* begin *
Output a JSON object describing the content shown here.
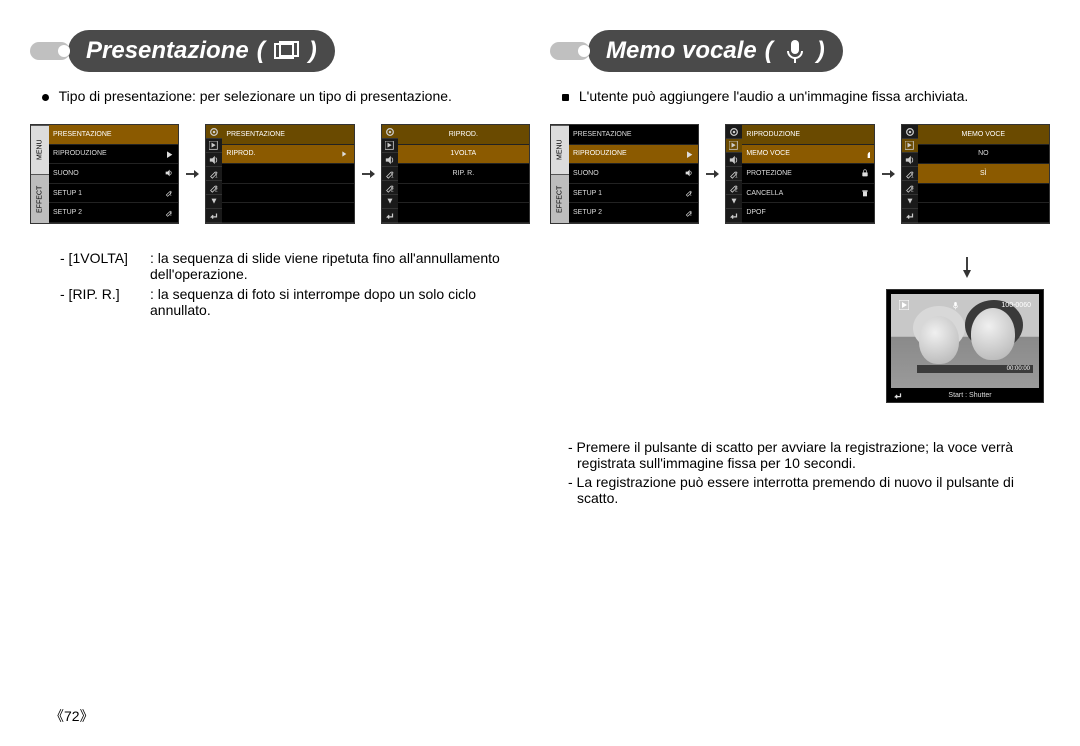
{
  "left": {
    "title": "Presentazione",
    "intro": "Tipo di presentazione: per selezionare un tipo di presentazione.",
    "menu1": {
      "side_tabs": [
        "MENU",
        "EFFECT"
      ],
      "rows": [
        {
          "label": "PRESENTAZIONE",
          "sel": true
        },
        {
          "label": "RIPRODUZIONE",
          "icon": "play"
        },
        {
          "label": "SUONO",
          "icon": "sound"
        },
        {
          "label": "SETUP 1",
          "icon": "wrench1"
        },
        {
          "label": "SETUP 2",
          "icon": "wrench2"
        }
      ]
    },
    "menu2": {
      "header": "PRESENTAZIONE",
      "rows": [
        {
          "label": "RIPROD.",
          "sel": true,
          "icon": "right"
        },
        {
          "label": ""
        },
        {
          "label": ""
        },
        {
          "label": ""
        }
      ]
    },
    "menu3": {
      "header": "RIPROD.",
      "rows": [
        {
          "label": "1VOLTA",
          "sel": true
        },
        {
          "label": "RIP. R."
        },
        {
          "label": ""
        },
        {
          "label": ""
        }
      ]
    },
    "defs": [
      {
        "key": "- [1VOLTA]",
        "val": ": la sequenza di slide viene ripetuta fino all'annullamento dell'operazione."
      },
      {
        "key": "- [RIP. R.]",
        "val": ": la sequenza di foto si interrompe dopo un solo ciclo annullato."
      }
    ]
  },
  "right": {
    "title": "Memo vocale",
    "intro": "L'utente può aggiungere l'audio a un'immagine fissa archiviata.",
    "menu1": {
      "side_tabs": [
        "MENU",
        "EFFECT"
      ],
      "rows": [
        {
          "label": "PRESENTAZIONE"
        },
        {
          "label": "RIPRODUZIONE",
          "sel": true,
          "icon": "play"
        },
        {
          "label": "SUONO",
          "icon": "sound"
        },
        {
          "label": "SETUP 1",
          "icon": "wrench1"
        },
        {
          "label": "SETUP 2",
          "icon": "wrench2"
        }
      ]
    },
    "menu2": {
      "header": "RIPRODUZIONE",
      "rows": [
        {
          "label": "MEMO VOCE",
          "sel": true,
          "icon": "mic"
        },
        {
          "label": "PROTEZIONE",
          "icon": "lock"
        },
        {
          "label": "CANCELLA",
          "icon": "trash"
        },
        {
          "label": "DPOF"
        }
      ]
    },
    "menu3": {
      "header": "MEMO VOCE",
      "rows": [
        {
          "label": "NO",
          "sel": false
        },
        {
          "label": "SÌ",
          "sel": true
        },
        {
          "label": ""
        },
        {
          "label": ""
        }
      ]
    },
    "photo": {
      "file": "100-0060",
      "time": "00:00:00",
      "hint": "Start : Shutter"
    },
    "notes": [
      "- Premere il pulsante di scatto per avviare la registrazione; la voce verrà registrata sull'immagine fissa per 10 secondi.",
      "- La registrazione può essere interrotta premendo di nuovo il pulsante di scatto."
    ]
  },
  "page_number": "《72》"
}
* end *
EXERCISE PROMPT: Count the lines that include the word "title" and state the result as a bare number.

EXERCISE RESPONSE: 2